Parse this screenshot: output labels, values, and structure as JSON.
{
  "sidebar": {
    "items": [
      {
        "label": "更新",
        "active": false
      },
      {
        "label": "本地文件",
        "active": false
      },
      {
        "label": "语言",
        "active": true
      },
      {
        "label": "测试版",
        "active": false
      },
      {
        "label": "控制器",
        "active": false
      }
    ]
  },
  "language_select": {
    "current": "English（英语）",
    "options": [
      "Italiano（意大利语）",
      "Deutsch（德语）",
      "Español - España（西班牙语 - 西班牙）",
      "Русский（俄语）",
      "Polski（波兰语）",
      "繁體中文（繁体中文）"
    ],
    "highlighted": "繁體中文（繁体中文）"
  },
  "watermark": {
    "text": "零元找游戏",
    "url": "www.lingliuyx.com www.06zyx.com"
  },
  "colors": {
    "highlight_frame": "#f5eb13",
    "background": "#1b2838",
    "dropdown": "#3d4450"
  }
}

====================

▶ [Problem statement]: Without leaving anything out, quote all the data.

▶ [Result]:
Parse this screenshot: output labels, values, and structure as JSON.
{
  "sidebar": {
    "items": [
      {
        "label": "更新",
        "active": false
      },
      {
        "label": "本地文件",
        "active": false
      },
      {
        "label": "语言",
        "active": true
      },
      {
        "label": "测试版",
        "active": false
      },
      {
        "label": "控制器",
        "active": false
      }
    ]
  },
  "language_select": {
    "current": "English（英语）",
    "options": [
      "Italiano（意大利语）",
      "Deutsch（德语）",
      "Español - España（西班牙语 - 西班牙）",
      "Русский（俄语）",
      "Polski（波兰语）",
      "繁體中文（繁体中文）"
    ],
    "highlighted": "繁體中文（繁体中文）"
  },
  "watermark": {
    "text": "零元找游戏",
    "url": "www.lingliuyx.com www.06zyx.com"
  },
  "colors": {
    "highlight_frame": "#f5eb13",
    "background": "#1b2838",
    "dropdown": "#3d4450"
  }
}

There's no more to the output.